__ARBEITSAUFTRÄGE__
[1] Schreibe aus dem Text über die Nakadake-Wanderung den Abschnitt von „Erstmal hängen die“ bis einschließlich „die schwefelhaltige Luft.“ wortgetreu ab.
[2] Wie hoch ist der Nakadake laut dem Text über die Nakadake-Wanderung?

Wanderung im Aso-Kuju-Nationalpark auf den aktiven Vulkan Nakadake

Nach zwei Tagen Bewölkung und Regen wage ich an einem vermeintlich besseren Tag die Wanderung auf den Nakadake im Aso-Kuju-Nationalpark.

Mit 128 Kilkometern (!) Umfang ist der Aso einer der größten Vulkankrater der Welt. Den Krater selbst umgibt ein Ring von Bergen, darunter fünf Hauptgipel. Mein Ziel ist der immer noch aktive Nakadake mit 1.505 Metern Höhe. Mit dem Bus geht es von Aso Station zum Aso Sanjo Terminal, dem großen Parkplatz am Krater.

Erstmal hängen die Wolken tief. Das wird sich im Verlauf der Wanderung noch ändern. Jedenfalls wirkt dadurch die Sunasenrigahama, die große Sandfläche, noch mehr wie eine Wüste. Ich halte meine Hand auf eine der Stellen, an denen es gelb durch den schwarzen Sand durchschimmert: es ist warm bis sehr warm. Den ganzen Weg begleitet mich die schwefelhaltige Luft.

Oben blitzt kurz die Sonne durch und ich kann einen Blick auf den Krater und seine Dampfwolke werfen, fast etwas gespenstisch finde ich das. Auf dem Rückweg kommt die Sonne immer mehr durch. Nun kann ich auch bis in die Dörfer am Fuß des Gebiets sehen.

Und: es öffnet sich ein weiter Blick auf Krater Nummer 4 des Nakadake, der mir zu Beginn der Wanderung verwehrt war.

Beseelt kehre ich zurück nach Aso. Leider hat das ortsansässige Onsen geschlossen (es ist der 3. Montag im Monat) und damit ist mein 11. Tag in Japan auch der erste Tag, an dem ich kein Onsen besucht haben werde.

Einträge aus einer Sammlung:
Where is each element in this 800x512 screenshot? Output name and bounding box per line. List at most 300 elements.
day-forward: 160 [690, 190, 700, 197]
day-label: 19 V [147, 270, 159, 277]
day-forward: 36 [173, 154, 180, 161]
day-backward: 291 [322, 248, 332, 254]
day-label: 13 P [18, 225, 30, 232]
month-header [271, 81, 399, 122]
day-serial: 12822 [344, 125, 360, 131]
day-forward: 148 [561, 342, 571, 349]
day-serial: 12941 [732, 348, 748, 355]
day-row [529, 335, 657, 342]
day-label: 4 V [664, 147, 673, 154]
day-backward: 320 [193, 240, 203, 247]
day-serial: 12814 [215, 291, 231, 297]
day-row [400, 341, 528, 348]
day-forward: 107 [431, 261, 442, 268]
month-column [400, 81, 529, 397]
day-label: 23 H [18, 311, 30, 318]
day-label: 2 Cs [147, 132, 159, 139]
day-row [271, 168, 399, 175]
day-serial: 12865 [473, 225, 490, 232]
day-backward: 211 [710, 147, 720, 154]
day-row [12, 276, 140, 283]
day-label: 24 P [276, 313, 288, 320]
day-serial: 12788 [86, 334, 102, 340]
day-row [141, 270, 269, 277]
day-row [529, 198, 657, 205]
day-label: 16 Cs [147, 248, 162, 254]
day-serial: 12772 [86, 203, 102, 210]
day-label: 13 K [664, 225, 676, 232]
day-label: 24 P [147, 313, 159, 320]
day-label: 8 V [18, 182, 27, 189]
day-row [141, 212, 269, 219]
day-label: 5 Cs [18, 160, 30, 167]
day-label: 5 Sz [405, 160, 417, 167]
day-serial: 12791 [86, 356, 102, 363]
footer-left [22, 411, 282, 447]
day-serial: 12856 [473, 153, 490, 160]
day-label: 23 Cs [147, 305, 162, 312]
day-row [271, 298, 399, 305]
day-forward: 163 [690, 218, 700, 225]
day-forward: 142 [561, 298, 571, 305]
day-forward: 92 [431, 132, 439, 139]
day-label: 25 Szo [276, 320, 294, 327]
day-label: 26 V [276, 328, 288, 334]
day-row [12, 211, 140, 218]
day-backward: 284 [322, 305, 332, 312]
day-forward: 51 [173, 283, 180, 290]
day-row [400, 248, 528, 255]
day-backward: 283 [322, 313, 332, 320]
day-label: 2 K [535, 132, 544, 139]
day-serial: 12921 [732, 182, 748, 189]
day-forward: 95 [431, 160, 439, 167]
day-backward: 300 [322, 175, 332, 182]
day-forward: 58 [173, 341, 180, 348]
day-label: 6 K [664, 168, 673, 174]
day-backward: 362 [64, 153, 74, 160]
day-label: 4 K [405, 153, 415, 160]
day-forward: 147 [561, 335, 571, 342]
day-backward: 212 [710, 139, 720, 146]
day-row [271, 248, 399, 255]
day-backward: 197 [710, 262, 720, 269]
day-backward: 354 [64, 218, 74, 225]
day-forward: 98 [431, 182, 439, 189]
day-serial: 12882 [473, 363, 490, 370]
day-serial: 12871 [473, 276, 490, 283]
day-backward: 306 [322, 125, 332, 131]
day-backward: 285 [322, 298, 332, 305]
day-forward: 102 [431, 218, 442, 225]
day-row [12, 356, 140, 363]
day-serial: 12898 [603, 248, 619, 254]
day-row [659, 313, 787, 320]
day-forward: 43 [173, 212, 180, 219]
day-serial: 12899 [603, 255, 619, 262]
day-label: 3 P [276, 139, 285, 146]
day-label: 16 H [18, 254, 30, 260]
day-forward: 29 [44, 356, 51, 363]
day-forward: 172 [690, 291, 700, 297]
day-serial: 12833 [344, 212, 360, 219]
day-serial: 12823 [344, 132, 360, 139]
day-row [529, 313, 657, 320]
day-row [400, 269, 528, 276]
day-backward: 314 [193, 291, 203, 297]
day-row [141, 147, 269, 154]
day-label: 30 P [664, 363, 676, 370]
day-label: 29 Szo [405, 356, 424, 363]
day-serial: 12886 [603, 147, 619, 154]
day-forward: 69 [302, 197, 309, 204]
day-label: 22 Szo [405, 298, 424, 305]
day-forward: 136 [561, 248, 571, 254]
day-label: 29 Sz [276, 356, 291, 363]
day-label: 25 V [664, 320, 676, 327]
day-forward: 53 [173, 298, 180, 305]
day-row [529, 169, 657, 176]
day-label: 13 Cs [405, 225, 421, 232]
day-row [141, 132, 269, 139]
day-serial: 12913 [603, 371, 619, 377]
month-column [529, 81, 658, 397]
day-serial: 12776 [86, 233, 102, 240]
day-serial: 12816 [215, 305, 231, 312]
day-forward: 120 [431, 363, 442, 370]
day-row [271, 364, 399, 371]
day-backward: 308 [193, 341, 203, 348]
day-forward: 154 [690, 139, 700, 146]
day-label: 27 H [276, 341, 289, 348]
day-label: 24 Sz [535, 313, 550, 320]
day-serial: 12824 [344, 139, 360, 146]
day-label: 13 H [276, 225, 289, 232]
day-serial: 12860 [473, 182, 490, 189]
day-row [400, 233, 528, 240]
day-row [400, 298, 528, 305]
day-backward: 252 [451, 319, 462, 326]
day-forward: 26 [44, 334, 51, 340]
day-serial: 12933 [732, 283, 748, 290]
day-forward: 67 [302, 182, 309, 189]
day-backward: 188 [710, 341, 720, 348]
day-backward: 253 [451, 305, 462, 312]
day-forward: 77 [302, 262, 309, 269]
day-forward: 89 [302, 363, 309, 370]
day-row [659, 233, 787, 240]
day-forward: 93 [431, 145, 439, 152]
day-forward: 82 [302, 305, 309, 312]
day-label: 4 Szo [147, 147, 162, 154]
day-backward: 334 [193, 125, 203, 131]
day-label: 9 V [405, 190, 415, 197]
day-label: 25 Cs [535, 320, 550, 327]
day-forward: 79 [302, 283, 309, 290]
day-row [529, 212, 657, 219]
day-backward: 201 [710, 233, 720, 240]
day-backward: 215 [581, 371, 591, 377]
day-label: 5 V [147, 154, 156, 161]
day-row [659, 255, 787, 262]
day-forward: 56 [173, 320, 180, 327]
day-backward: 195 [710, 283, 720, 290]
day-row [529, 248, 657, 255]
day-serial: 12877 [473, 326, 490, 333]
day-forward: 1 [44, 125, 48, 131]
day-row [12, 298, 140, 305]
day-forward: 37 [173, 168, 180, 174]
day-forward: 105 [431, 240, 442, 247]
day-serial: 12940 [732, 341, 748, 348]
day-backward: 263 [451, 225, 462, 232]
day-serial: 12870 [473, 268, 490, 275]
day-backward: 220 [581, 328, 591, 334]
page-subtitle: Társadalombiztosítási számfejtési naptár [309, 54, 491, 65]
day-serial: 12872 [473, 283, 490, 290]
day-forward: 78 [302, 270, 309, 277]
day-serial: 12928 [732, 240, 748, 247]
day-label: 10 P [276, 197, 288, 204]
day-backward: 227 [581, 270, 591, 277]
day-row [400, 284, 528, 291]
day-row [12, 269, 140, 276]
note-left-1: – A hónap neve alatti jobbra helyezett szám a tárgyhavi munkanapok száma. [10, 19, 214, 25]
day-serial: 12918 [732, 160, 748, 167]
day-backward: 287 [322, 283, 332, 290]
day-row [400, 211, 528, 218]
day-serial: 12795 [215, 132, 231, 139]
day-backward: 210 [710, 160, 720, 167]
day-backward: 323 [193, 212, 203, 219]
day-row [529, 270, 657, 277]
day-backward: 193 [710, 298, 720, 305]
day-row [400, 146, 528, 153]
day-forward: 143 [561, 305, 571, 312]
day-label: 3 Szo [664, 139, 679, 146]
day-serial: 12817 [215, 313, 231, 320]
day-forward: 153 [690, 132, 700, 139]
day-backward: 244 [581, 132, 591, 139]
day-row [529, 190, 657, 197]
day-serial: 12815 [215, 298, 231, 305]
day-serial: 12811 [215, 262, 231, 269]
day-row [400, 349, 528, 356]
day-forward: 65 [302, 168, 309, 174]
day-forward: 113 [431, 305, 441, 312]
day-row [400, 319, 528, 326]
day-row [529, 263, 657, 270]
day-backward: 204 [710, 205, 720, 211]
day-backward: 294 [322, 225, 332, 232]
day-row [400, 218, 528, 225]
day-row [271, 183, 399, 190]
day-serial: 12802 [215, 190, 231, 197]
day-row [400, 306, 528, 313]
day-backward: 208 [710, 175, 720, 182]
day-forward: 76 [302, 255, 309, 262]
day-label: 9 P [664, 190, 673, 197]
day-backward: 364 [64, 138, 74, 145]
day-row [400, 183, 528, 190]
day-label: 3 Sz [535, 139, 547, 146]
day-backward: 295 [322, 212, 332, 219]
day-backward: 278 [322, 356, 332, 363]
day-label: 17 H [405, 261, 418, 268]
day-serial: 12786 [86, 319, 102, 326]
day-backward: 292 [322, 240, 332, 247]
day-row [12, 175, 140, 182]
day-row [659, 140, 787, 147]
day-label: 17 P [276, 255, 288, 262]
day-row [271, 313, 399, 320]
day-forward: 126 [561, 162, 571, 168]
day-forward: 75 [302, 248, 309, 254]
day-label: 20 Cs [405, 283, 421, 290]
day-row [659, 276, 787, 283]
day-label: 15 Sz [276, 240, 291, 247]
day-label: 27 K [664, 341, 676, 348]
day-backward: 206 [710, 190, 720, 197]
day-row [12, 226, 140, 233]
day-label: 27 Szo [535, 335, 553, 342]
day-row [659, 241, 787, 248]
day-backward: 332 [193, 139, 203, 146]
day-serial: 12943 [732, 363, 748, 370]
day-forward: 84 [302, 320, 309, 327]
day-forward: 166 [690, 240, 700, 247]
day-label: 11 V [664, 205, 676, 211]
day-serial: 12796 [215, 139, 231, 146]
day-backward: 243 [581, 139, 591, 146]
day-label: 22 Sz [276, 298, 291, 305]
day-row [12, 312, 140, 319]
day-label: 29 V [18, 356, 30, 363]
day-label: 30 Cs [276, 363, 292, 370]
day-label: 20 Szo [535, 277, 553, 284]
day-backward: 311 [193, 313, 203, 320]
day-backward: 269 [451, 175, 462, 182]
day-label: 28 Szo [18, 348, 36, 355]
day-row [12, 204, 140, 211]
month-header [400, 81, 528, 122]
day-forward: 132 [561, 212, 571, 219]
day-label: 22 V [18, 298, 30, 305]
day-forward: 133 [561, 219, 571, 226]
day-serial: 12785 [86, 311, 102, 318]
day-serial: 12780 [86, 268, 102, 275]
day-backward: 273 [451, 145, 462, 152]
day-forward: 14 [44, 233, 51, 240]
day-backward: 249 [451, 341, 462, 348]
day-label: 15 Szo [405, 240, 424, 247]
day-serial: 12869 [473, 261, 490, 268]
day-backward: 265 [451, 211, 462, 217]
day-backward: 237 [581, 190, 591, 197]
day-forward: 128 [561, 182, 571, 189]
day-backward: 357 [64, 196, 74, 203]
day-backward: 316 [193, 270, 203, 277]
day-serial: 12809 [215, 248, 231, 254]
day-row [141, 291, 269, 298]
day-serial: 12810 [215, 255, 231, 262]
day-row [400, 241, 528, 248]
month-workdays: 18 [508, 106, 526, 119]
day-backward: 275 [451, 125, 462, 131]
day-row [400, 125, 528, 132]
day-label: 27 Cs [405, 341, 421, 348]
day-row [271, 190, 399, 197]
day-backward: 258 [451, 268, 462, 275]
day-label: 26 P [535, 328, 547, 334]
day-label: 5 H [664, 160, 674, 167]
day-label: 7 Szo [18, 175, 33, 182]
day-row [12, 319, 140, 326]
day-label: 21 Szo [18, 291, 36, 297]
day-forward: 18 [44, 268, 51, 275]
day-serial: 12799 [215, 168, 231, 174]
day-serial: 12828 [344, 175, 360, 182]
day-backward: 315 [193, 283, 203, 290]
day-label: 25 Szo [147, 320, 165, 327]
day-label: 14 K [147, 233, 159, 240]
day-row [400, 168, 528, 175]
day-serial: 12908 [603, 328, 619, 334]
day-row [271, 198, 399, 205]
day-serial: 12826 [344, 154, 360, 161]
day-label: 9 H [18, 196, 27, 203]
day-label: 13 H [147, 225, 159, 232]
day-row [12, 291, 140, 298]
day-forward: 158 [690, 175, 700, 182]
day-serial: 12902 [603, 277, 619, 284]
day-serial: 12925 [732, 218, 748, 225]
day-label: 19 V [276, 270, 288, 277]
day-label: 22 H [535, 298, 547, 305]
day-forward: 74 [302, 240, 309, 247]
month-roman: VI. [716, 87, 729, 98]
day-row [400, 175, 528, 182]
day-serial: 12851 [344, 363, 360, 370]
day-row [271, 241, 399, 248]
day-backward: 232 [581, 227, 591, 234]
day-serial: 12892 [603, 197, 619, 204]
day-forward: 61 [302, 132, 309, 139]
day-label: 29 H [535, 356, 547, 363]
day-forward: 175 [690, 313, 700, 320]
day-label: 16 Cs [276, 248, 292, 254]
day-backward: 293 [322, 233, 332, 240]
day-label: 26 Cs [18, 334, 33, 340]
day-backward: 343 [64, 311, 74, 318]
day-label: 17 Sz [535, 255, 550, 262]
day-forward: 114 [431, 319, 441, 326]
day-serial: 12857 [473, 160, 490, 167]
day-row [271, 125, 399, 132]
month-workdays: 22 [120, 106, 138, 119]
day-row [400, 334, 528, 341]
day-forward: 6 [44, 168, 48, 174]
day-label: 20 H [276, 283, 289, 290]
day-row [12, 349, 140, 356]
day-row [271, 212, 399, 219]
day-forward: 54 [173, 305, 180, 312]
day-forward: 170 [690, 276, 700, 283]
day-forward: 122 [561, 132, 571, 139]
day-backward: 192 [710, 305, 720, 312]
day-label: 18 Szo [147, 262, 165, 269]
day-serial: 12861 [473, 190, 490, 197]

__LÖSUNGEN DER AUFGABEN__
[1]
Erstmal hängen die Wolken tief. Das wird sich im Verlauf der Wanderung noch ändern. Jedenfalls wirkt dadurch die Sunasenrigahama, die große Sandfläche, noch mehr wie eine Wüste. Ich halte meine Hand auf eine der Stellen, an denen es gelb durch den schwarzen Sand durchschimmert: es ist warm bis sehr warm. Den ganzen Weg begleitet mich die schwefelhaltige Luft.

[2] 1.505 Meter.